__Description of the task__
Your task is to repeat the entries word for word while leaving out the pictures.

__Extracted data entries__
Start

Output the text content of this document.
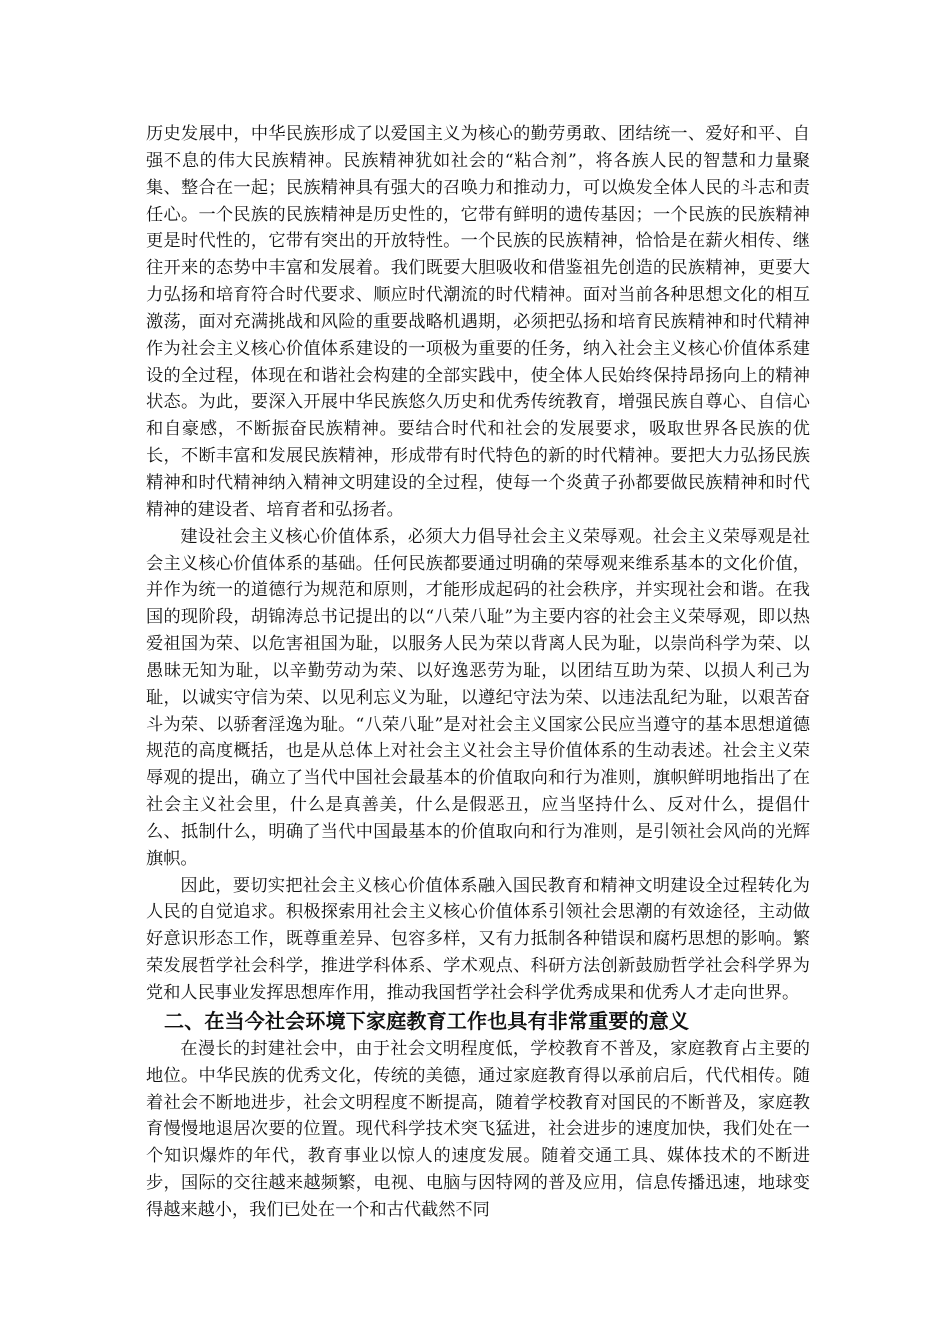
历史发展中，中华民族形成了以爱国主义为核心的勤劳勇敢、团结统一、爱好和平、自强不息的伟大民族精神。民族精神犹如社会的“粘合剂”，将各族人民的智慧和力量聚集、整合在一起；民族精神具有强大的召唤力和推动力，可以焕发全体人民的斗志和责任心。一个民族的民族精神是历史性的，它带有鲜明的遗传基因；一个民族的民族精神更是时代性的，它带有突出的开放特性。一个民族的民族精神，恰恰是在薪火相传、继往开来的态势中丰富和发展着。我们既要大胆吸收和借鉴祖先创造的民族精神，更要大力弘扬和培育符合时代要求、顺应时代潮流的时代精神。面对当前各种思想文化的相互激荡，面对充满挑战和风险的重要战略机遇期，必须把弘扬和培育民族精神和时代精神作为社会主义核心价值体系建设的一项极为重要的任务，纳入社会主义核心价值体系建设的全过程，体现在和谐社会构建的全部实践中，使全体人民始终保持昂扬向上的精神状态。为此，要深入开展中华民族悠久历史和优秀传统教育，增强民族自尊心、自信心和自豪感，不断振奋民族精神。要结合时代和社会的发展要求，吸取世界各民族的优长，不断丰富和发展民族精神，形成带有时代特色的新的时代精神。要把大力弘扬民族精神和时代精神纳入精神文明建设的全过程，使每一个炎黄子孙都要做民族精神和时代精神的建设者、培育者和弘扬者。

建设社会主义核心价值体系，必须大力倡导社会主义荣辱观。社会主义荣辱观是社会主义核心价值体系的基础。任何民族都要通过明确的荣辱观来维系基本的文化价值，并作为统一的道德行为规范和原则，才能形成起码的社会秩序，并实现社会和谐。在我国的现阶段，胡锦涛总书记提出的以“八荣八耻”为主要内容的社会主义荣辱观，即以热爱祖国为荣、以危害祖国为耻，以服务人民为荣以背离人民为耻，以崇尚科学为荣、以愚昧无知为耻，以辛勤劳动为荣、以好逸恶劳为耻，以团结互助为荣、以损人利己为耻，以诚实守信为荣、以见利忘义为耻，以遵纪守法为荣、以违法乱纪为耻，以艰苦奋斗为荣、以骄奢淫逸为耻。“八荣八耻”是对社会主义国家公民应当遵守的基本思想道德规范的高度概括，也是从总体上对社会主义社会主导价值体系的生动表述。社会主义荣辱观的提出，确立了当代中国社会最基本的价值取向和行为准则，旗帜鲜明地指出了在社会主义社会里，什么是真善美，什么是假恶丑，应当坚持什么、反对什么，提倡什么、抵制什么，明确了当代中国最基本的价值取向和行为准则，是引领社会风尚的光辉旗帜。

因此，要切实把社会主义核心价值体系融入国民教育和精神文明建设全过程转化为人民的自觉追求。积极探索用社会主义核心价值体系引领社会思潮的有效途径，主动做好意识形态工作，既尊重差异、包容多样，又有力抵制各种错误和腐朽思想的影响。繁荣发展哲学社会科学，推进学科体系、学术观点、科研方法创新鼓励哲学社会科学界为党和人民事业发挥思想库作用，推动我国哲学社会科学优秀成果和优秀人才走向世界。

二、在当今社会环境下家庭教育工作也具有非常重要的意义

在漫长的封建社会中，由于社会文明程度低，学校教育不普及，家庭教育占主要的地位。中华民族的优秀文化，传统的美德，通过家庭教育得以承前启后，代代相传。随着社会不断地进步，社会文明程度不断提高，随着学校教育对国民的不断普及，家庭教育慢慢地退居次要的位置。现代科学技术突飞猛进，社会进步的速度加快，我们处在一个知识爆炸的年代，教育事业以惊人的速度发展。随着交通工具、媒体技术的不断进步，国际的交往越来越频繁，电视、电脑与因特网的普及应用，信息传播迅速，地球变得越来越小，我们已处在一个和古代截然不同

End

__Output of the task__
Output the text content of this document.
历史发展中，中华民族形成了以爱国主义为核心的勤劳勇敢、团结统一、爱好和平、自强不息的伟大民族精神。民族精神犹如社会的“粘合剂”，将各族人民的智慧和力量聚集、整合在一起；民族精神具有强大的召唤力和推动力，可以焕发全体人民的斗志和责任心。一个民族的民族精神是历史性的，它带有鲜明的遗传基因；一个民族的民族精神更是时代性的，它带有突出的开放特性。一个民族的民族精神，恰恰是在薪火相传、继往开来的态势中丰富和发展着。我们既要大胆吸收和借鉴祖先创造的民族精神，更要大力弘扬和培育符合时代要求、顺应时代潮流的时代精神。面对当前各种思想文化的相互激荡，面对充满挑战和风险的重要战略机遇期，必须把弘扬和培育民族精神和时代精神作为社会主义核心价值体系建设的一项极为重要的任务，纳入社会主义核心价值体系建设的全过程，体现在和谐社会构建的全部实践中，使全体人民始终保持昂扬向上的精神状态。为此，要深入开展中华民族悠久历史和优秀传统教育，增强民族自尊心、自信心和自豪感，不断振奋民族精神。要结合时代和社会的发展要求，吸取世界各民族的优长，不断丰富和发展民族精神，形成带有时代特色的新的时代精神。要把大力弘扬民族精神和时代精神纳入精神文明建设的全过程，使每一个炎黄子孙都要做民族精神和时代精神的建设者、培育者和弘扬者。

建设社会主义核心价值体系，必须大力倡导社会主义荣辱观。社会主义荣辱观是社会主义核心价值体系的基础。任何民族都要通过明确的荣辱观来维系基本的文化价值，并作为统一的道德行为规范和原则，才能形成起码的社会秩序，并实现社会和谐。在我国的现阶段，胡锦涛总书记提出的以“八荣八耻”为主要内容的社会主义荣辱观，即以热爱祖国为荣、以危害祖国为耻，以服务人民为荣以背离人民为耻，以崇尚科学为荣、以愚昧无知为耻，以辛勤劳动为荣、以好逸恶劳为耻，以团结互助为荣、以损人利己为耻，以诚实守信为荣、以见利忘义为耻，以遵纪守法为荣、以违法乱纪为耻，以艰苦奋斗为荣、以骄奢淫逸为耻。“八荣八耻”是对社会主义国家公民应当遵守的基本思想道德规范的高度概括，也是从总体上对社会主义社会主导价值体系的生动表述。社会主义荣辱观的提出，确立了当代中国社会最基本的价值取向和行为准则，旗帜鲜明地指出了在社会主义社会里，什么是真善美，什么是假恶丑，应当坚持什么、反对什么，提倡什么、抵制什么，明确了当代中国最基本的价值取向和行为准则，是引领社会风尚的光辉旗帜。

因此，要切实把社会主义核心价值体系融入国民教育和精神文明建设全过程转化为人民的自觉追求。积极探索用社会主义核心价值体系引领社会思潮的有效途径，主动做好意识形态工作，既尊重差异、包容多样，又有力抵制各种错误和腐朽思想的影响。繁荣发展哲学社会科学，推进学科体系、学术观点、科研方法创新鼓励哲学社会科学界为党和人民事业发挥思想库作用，推动我国哲学社会科学优秀成果和优秀人才走向世界。

二、在当今社会环境下家庭教育工作也具有非常重要的意义

在漫长的封建社会中，由于社会文明程度低，学校教育不普及，家庭教育占主要的地位。中华民族的优秀文化，传统的美德，通过家庭教育得以承前启后，代代相传。随着社会不断地进步，社会文明程度不断提高，随着学校教育对国民的不断普及，家庭教育慢慢地退居次要的位置。现代科学技术突飞猛进，社会进步的速度加快，我们处在一个知识爆炸的年代，教育事业以惊人的速度发展。随着交通工具、媒体技术的不断进步，国际的交往越来越频繁，电视、电脑与因特网的普及应用，信息传播迅速，地球变得越来越小，我们已处在一个和古代截然不同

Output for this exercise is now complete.